▶ _Exercise instructions_
Work out how many lines contain "from". Reply with the count alone.

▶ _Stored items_
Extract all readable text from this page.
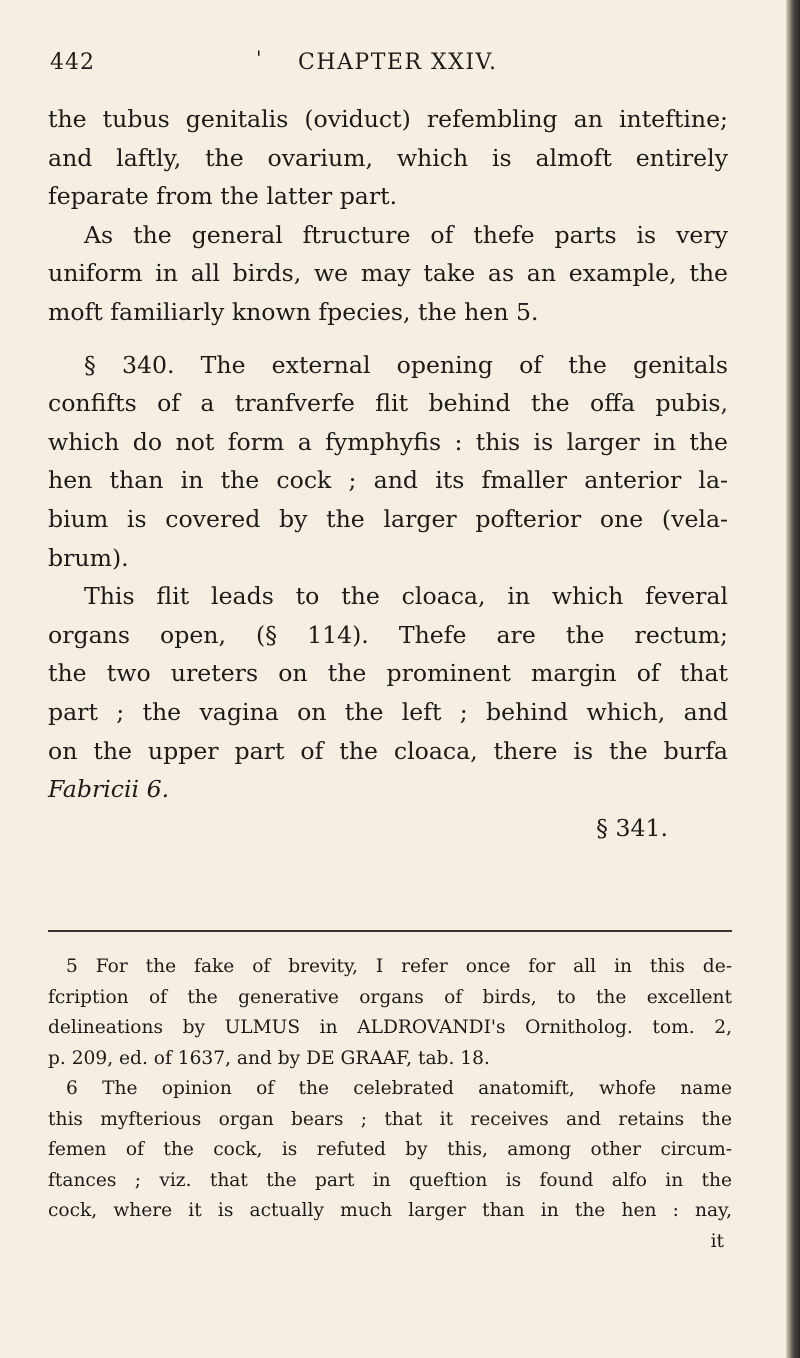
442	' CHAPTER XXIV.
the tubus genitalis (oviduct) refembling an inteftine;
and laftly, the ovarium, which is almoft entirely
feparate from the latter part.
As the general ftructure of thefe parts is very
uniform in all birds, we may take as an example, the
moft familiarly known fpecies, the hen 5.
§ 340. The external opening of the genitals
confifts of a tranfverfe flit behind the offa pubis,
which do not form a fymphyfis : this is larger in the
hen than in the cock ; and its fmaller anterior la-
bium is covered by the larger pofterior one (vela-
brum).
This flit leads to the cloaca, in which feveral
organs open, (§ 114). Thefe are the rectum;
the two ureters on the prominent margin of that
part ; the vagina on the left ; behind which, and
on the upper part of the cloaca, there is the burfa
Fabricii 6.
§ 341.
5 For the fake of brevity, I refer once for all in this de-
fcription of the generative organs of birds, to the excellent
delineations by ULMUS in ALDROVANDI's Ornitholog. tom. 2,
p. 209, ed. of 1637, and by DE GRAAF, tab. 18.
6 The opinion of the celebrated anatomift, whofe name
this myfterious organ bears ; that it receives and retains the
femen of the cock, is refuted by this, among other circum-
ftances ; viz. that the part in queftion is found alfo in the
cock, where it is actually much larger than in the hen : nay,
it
--
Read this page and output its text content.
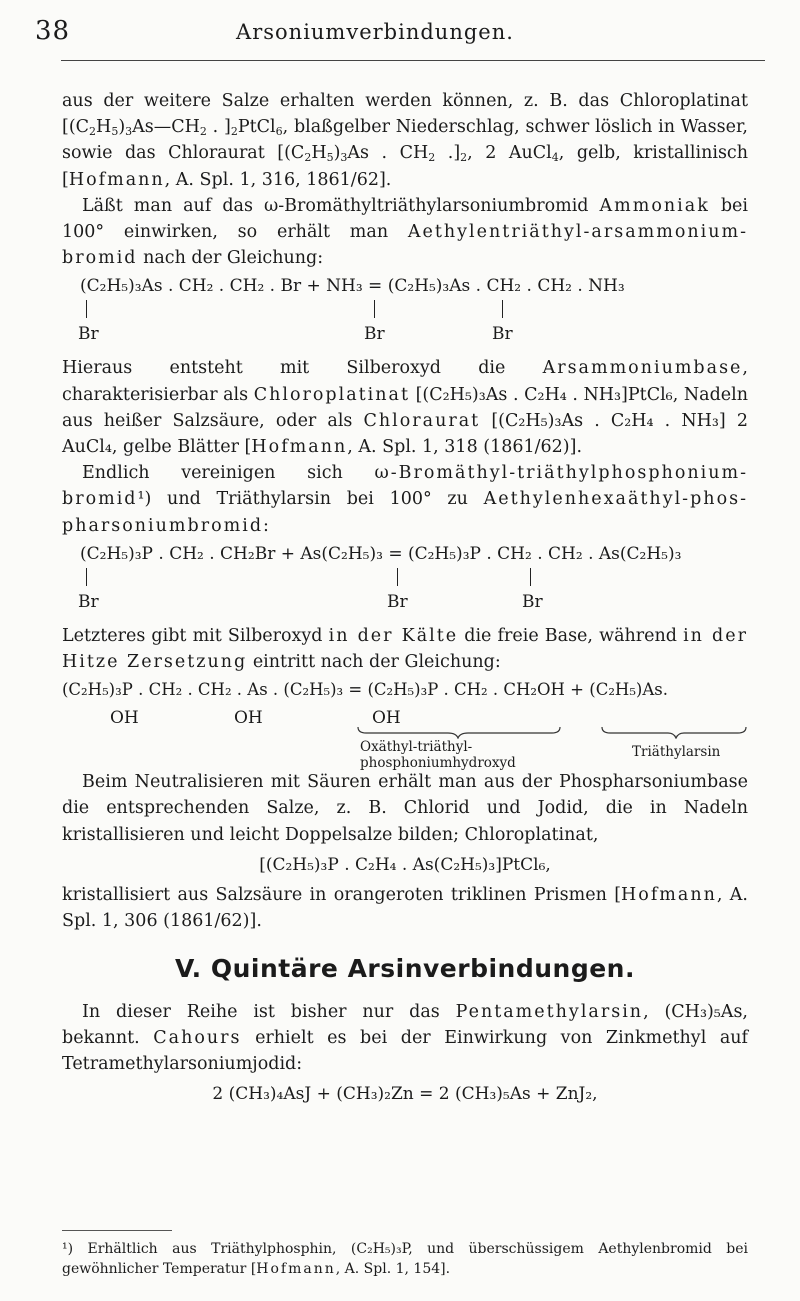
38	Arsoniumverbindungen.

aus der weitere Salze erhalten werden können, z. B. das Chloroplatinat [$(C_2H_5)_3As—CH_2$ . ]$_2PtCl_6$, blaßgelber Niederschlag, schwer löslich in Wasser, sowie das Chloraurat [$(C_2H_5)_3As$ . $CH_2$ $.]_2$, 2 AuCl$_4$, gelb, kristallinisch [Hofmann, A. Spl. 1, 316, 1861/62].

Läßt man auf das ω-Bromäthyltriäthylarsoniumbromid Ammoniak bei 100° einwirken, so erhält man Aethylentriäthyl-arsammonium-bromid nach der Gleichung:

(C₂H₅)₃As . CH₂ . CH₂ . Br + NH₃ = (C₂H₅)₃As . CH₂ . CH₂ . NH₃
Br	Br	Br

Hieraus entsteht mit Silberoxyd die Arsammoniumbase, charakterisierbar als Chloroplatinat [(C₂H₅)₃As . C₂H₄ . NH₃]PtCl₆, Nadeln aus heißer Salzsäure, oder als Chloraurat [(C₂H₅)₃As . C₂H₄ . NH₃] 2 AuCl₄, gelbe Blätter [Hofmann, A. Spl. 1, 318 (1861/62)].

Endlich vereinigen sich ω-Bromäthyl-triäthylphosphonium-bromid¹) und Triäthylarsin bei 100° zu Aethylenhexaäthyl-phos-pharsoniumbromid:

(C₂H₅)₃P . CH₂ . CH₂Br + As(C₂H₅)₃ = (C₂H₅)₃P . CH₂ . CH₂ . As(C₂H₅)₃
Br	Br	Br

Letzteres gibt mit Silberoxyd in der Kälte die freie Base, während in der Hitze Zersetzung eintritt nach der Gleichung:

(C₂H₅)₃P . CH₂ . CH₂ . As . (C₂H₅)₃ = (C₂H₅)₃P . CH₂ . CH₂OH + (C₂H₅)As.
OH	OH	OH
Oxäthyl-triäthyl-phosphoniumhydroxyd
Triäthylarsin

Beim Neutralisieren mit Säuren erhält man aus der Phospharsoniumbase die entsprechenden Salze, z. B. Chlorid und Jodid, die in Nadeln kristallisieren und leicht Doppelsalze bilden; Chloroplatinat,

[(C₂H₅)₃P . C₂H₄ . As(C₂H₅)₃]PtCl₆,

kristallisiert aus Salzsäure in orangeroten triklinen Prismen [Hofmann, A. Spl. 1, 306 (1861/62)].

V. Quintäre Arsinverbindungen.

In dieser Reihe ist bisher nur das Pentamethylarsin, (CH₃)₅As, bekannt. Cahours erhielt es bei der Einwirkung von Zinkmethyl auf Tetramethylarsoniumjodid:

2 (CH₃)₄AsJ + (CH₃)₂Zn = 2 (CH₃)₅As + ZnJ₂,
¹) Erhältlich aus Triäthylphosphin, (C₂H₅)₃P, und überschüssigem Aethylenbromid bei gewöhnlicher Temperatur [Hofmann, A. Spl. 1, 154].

▶ _Solved problem_
2